▸ **Exercise directions**: Give back every line exactly as it appears, pictures excluded.

▸ **Records shown**:
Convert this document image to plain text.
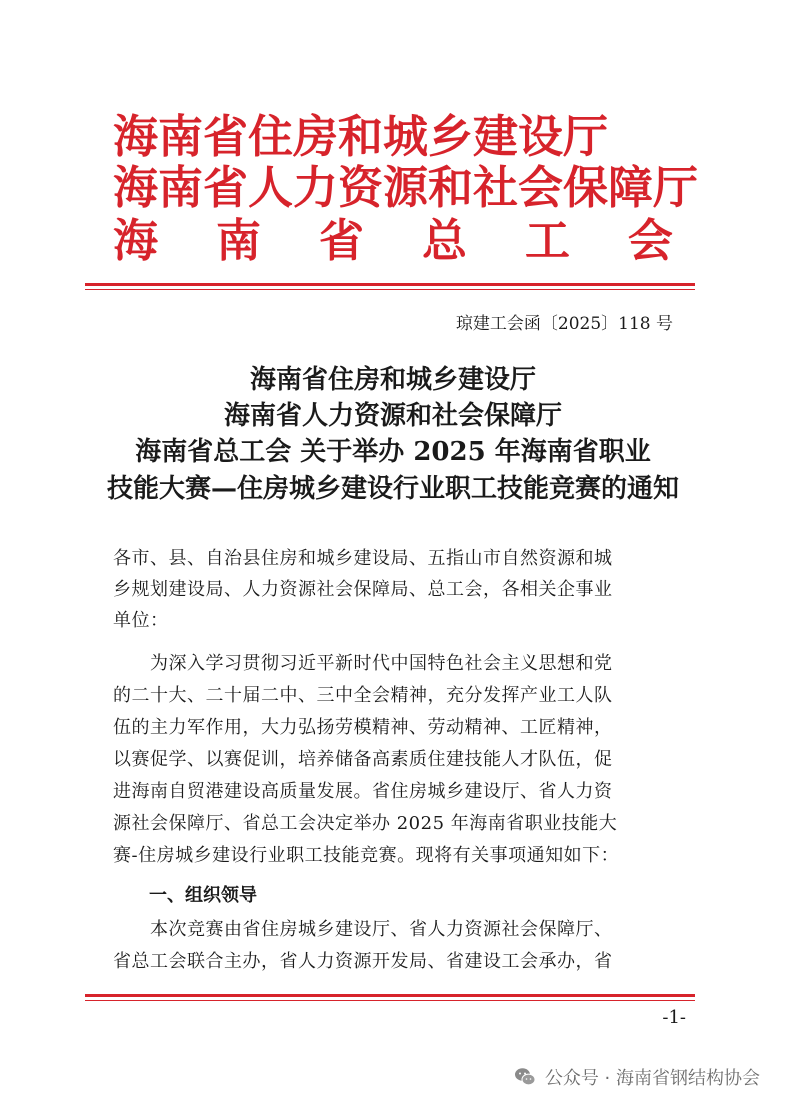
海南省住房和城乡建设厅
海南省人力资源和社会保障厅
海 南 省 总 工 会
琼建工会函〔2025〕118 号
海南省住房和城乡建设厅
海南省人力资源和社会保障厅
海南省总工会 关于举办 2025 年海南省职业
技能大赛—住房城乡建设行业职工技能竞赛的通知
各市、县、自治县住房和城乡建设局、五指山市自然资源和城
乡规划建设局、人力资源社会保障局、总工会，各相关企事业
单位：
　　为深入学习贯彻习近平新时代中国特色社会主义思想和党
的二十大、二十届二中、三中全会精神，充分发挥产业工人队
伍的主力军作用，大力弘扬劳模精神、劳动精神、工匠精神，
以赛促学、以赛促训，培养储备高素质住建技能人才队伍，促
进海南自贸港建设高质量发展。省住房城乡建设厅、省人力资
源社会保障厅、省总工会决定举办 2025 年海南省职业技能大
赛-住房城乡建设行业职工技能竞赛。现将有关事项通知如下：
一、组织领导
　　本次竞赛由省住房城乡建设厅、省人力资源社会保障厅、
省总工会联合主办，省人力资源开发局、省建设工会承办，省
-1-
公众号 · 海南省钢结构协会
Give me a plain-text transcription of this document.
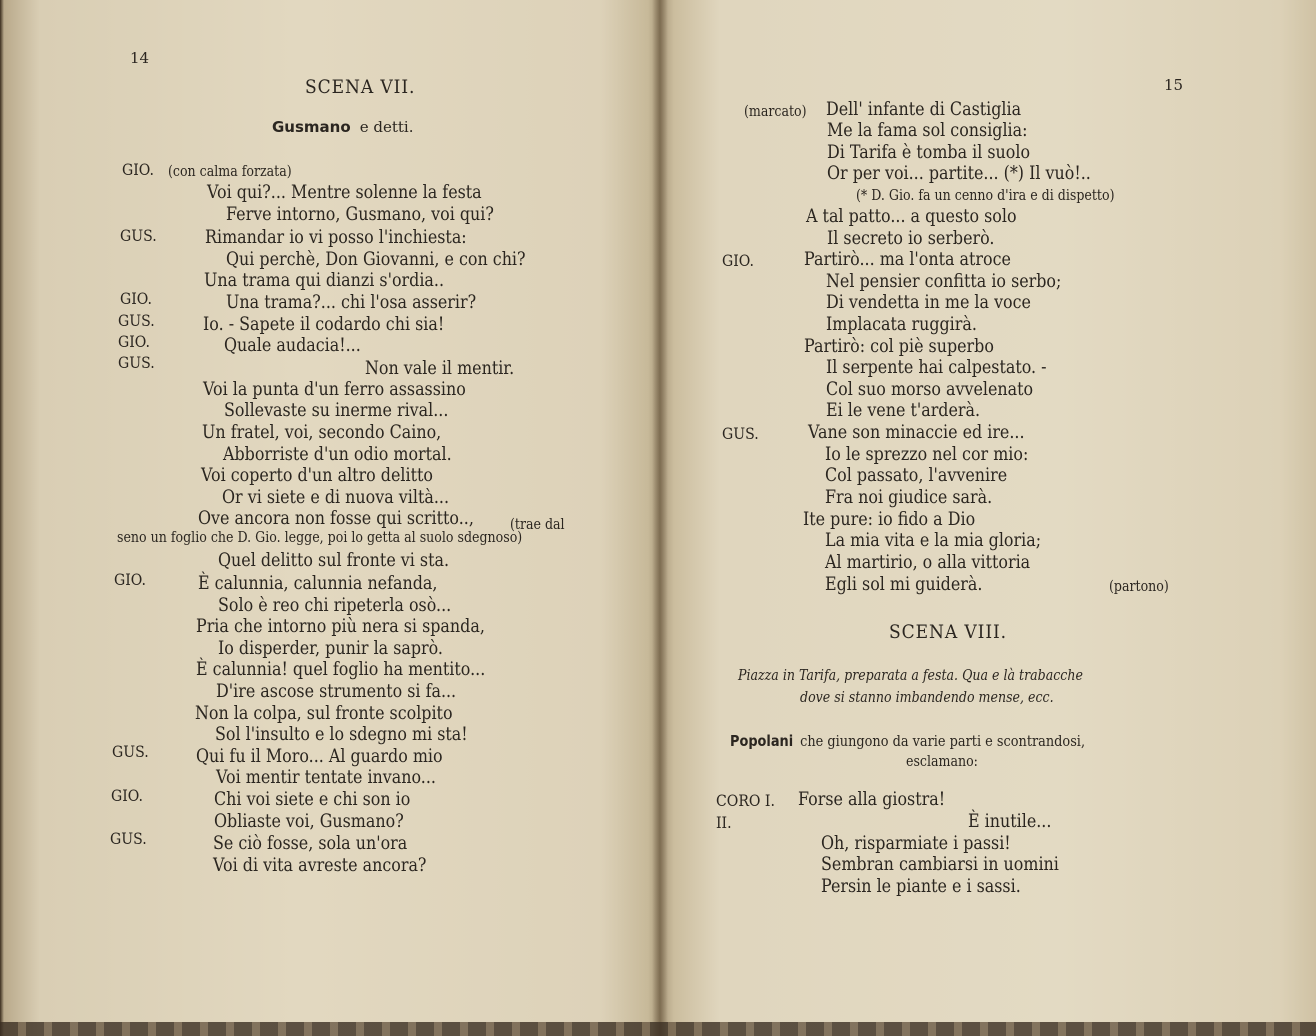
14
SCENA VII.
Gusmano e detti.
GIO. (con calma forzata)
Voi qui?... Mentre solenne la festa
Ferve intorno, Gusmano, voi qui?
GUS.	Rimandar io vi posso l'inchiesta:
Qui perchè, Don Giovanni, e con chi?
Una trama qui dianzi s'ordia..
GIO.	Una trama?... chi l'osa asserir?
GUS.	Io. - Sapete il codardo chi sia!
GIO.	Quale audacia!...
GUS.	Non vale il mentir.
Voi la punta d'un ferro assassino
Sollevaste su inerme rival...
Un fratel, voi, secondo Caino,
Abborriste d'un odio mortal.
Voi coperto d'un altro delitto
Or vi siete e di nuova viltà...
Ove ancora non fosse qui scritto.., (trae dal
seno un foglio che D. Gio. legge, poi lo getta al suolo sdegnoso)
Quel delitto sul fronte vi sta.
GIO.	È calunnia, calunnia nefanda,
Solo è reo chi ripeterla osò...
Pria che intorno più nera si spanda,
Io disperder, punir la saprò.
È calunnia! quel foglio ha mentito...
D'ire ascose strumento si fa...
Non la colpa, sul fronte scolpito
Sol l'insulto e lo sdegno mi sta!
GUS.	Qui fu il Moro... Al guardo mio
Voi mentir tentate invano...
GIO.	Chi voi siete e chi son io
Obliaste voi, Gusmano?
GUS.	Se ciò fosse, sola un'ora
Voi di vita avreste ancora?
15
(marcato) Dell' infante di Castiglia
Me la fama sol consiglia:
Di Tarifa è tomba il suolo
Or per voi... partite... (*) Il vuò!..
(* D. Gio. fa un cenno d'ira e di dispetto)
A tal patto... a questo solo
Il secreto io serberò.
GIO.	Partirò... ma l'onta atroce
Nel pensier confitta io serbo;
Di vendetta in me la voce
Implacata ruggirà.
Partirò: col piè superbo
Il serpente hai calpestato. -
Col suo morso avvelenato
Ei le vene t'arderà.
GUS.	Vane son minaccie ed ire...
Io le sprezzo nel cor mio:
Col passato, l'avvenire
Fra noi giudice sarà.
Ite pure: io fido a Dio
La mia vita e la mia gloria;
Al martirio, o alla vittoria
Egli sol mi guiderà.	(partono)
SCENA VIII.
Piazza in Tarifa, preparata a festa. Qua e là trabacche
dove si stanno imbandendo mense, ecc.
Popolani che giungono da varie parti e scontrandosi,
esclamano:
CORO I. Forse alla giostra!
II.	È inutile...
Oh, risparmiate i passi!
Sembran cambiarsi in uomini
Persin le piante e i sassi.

▸ **Finished answer**:
Convert this document image to plain text.
海南省住房和城乡建设厅
海南省人力资源和社会保障厅
海 南 省 总 工 会
琼建工会函〔2025〕118 号
海南省住房和城乡建设厅
海南省人力资源和社会保障厅
海南省总工会 关于举办 2025 年海南省职业
技能大赛—住房城乡建设行业职工技能竞赛的通知
各市、县、自治县住房和城乡建设局、五指山市自然资源和城
乡规划建设局、人力资源社会保障局、总工会，各相关企事业
单位：
　　为深入学习贯彻习近平新时代中国特色社会主义思想和党
的二十大、二十届二中、三中全会精神，充分发挥产业工人队
伍的主力军作用，大力弘扬劳模精神、劳动精神、工匠精神，
以赛促学、以赛促训，培养储备高素质住建技能人才队伍，促
进海南自贸港建设高质量发展。省住房城乡建设厅、省人力资
源社会保障厅、省总工会决定举办 2025 年海南省职业技能大
赛-住房城乡建设行业职工技能竞赛。现将有关事项通知如下：
一、组织领导
　　本次竞赛由省住房城乡建设厅、省人力资源社会保障厅、
省总工会联合主办，省人力资源开发局、省建设工会承办，省
-1-
公众号 · 海南省钢结构协会
Give me a plain-text transcription of this document.
14
SCENA VII.
Gusmano e detti.
GIO. (con calma forzata)
Voi qui?... Mentre solenne la festa
Ferve intorno, Gusmano, voi qui?
GUS.	Rimandar io vi posso l'inchiesta:
Qui perchè, Don Giovanni, e con chi?
Una trama qui dianzi s'ordia..
GIO.	Una trama?... chi l'osa asserir?
GUS.	Io. - Sapete il codardo chi sia!
GIO.	Quale audacia!...
GUS.	Non vale il mentir.
Voi la punta d'un ferro assassino
Sollevaste su inerme rival...
Un fratel, voi, secondo Caino,
Abborriste d'un odio mortal.
Voi coperto d'un altro delitto
Or vi siete e di nuova viltà...
Ove ancora non fosse qui scritto.., (trae dal
seno un foglio che D. Gio. legge, poi lo getta al suolo sdegnoso)
Quel delitto sul fronte vi sta.
GIO.	È calunnia, calunnia nefanda,
Solo è reo chi ripeterla osò...
Pria che intorno più nera si spanda,
Io disperder, punir la saprò.
È calunnia! quel foglio ha mentito...
D'ire ascose strumento si fa...
Non la colpa, sul fronte scolpito
Sol l'insulto e lo sdegno mi sta!
GUS.	Qui fu il Moro... Al guardo mio
Voi mentir tentate invano...
GIO.	Chi voi siete e chi son io
Obliaste voi, Gusmano?
GUS.	Se ciò fosse, sola un'ora
Voi di vita avreste ancora?
15
(marcato) Dell' infante di Castiglia
Me la fama sol consiglia:
Di Tarifa è tomba il suolo
Or per voi... partite... (*) Il vuò!..
(* D. Gio. fa un cenno d'ira e di dispetto)
A tal patto... a questo solo
Il secreto io serberò.
GIO.	Partirò... ma l'onta atroce
Nel pensier confitta io serbo;
Di vendetta in me la voce
Implacata ruggirà.
Partirò: col piè superbo
Il serpente hai calpestato. -
Col suo morso avvelenato
Ei le vene t'arderà.
GUS.	Vane son minaccie ed ire...
Io le sprezzo nel cor mio:
Col passato, l'avvenire
Fra noi giudice sarà.
Ite pure: io fido a Dio
La mia vita e la mia gloria;
Al martirio, o alla vittoria
Egli sol mi guiderà.	(partono)
SCENA VIII.
Piazza in Tarifa, preparata a festa. Qua e là trabacche
dove si stanno imbandendo mense, ecc.
Popolani che giungono da varie parti e scontrandosi,
esclamano:
CORO I. Forse alla giostra!
II.	È inutile...
Oh, risparmiate i passi!
Sembran cambiarsi in uomini
Persin le piante e i sassi.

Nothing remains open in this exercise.